Stored records
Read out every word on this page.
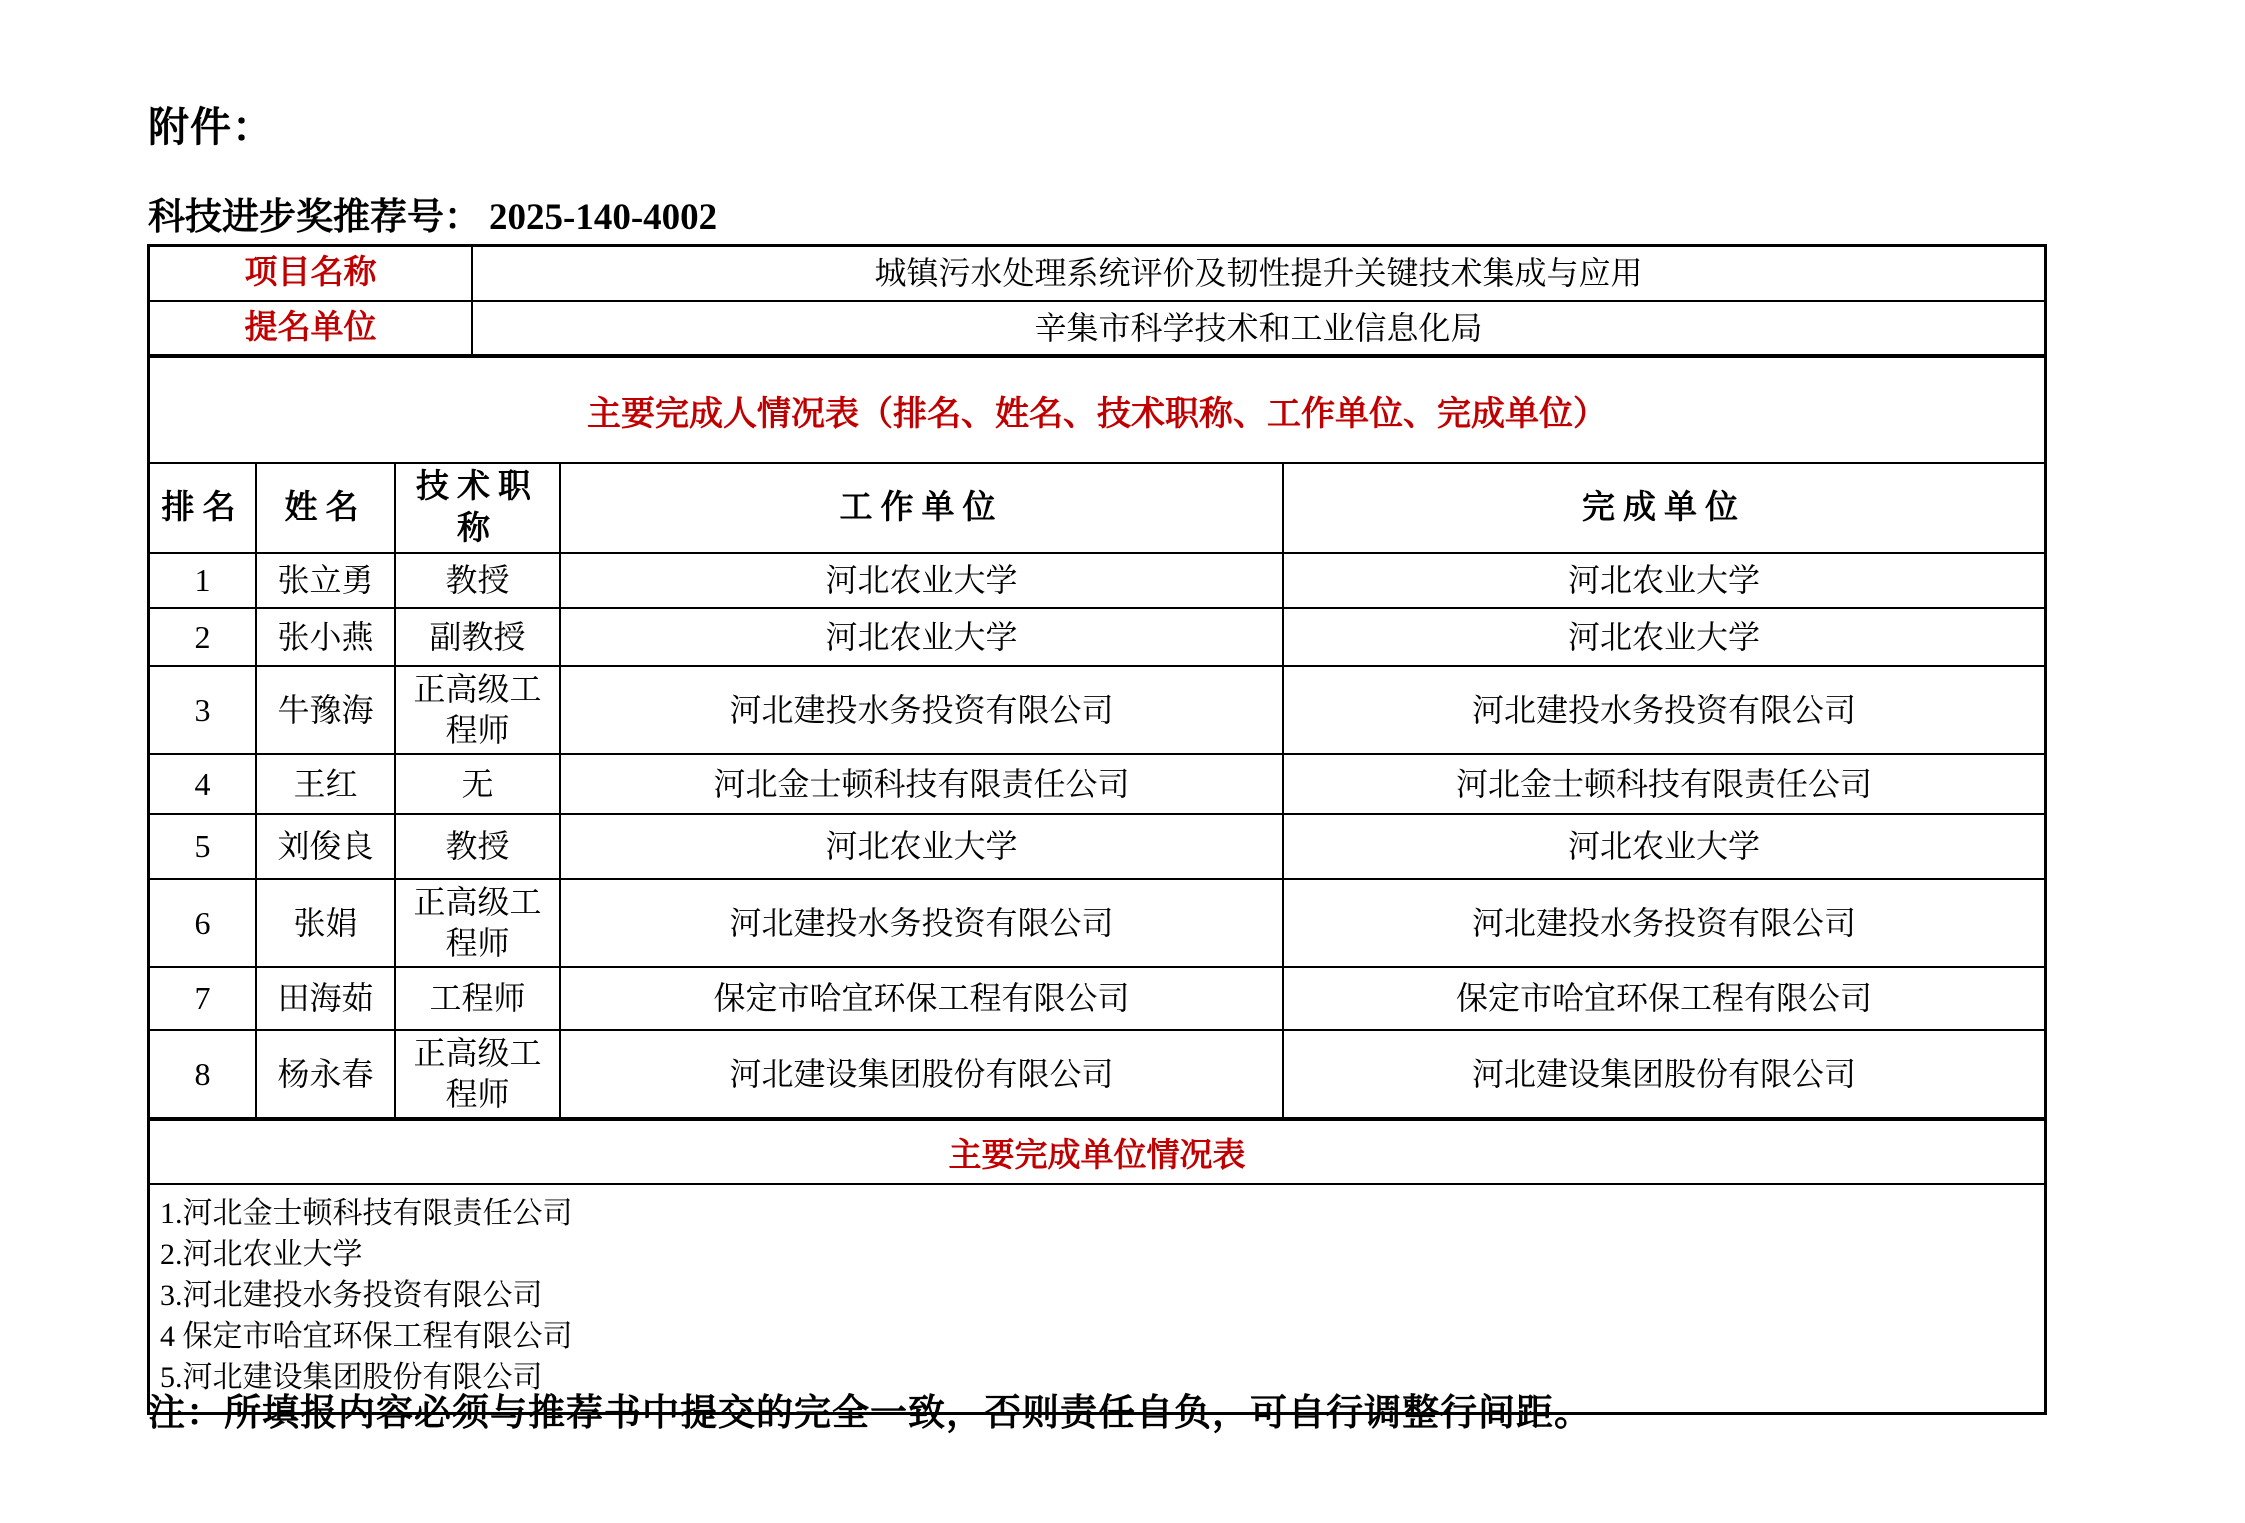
附件：
科技进步奖推荐号： 2025-140-4002
项目名称	城镇污水处理系统评价及韧性提升关键技术集成与应用
提名单位	辛集市科学技术和工业信息化局
主要完成人情况表（排名、姓名、技术职称、工作单位、完成单位）
排名	姓名	技术职称	工作单位	完成单位
1	张立勇	教授	河北农业大学	河北农业大学
2	张小燕	副教授	河北农业大学	河北农业大学
3	牛豫海	正高级工程师	河北建投水务投资有限公司	河北建投水务投资有限公司
4	王红	无	河北金士顿科技有限责任公司	河北金士顿科技有限责任公司
5	刘俊良	教授	河北农业大学	河北农业大学
6	张娟	正高级工程师	河北建投水务投资有限公司	河北建投水务投资有限公司
7	田海茹	工程师	保定市哈宜环保工程有限公司	保定市哈宜环保工程有限公司
8	杨永春	正高级工程师	河北建设集团股份有限公司	河北建设集团股份有限公司
主要完成单位情况表
1.河北金士顿科技有限责任公司
2.河北农业大学
3.河北建投水务投资有限公司
4 保定市哈宜环保工程有限公司
5.河北建设集团股份有限公司
注：所填报内容必须与推荐书中提交的完全一致，否则责任自负，可自行调整行间距。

What you have to do: Reproduce the listing above exactly, excluding all pictures.

Answer to the task:
Read out every word on this page.
附件：
科技进步奖推荐号： 2025-140-4002
项目名称	城镇污水处理系统评价及韧性提升关键技术集成与应用
提名单位	辛集市科学技术和工业信息化局
主要完成人情况表（排名、姓名、技术职称、工作单位、完成单位）
排名	姓名	技术职称	工作单位	完成单位
1	张立勇	教授	河北农业大学	河北农业大学
2	张小燕	副教授	河北农业大学	河北农业大学
3	牛豫海	正高级工程师	河北建投水务投资有限公司	河北建投水务投资有限公司
4	王红	无	河北金士顿科技有限责任公司	河北金士顿科技有限责任公司
5	刘俊良	教授	河北农业大学	河北农业大学
6	张娟	正高级工程师	河北建投水务投资有限公司	河北建投水务投资有限公司
7	田海茹	工程师	保定市哈宜环保工程有限公司	保定市哈宜环保工程有限公司
8	杨永春	正高级工程师	河北建设集团股份有限公司	河北建设集团股份有限公司
主要完成单位情况表
1.河北金士顿科技有限责任公司
2.河北农业大学
3.河北建投水务投资有限公司
4 保定市哈宜环保工程有限公司
5.河北建设集团股份有限公司
注：所填报内容必须与推荐书中提交的完全一致，否则责任自负，可自行调整行间距。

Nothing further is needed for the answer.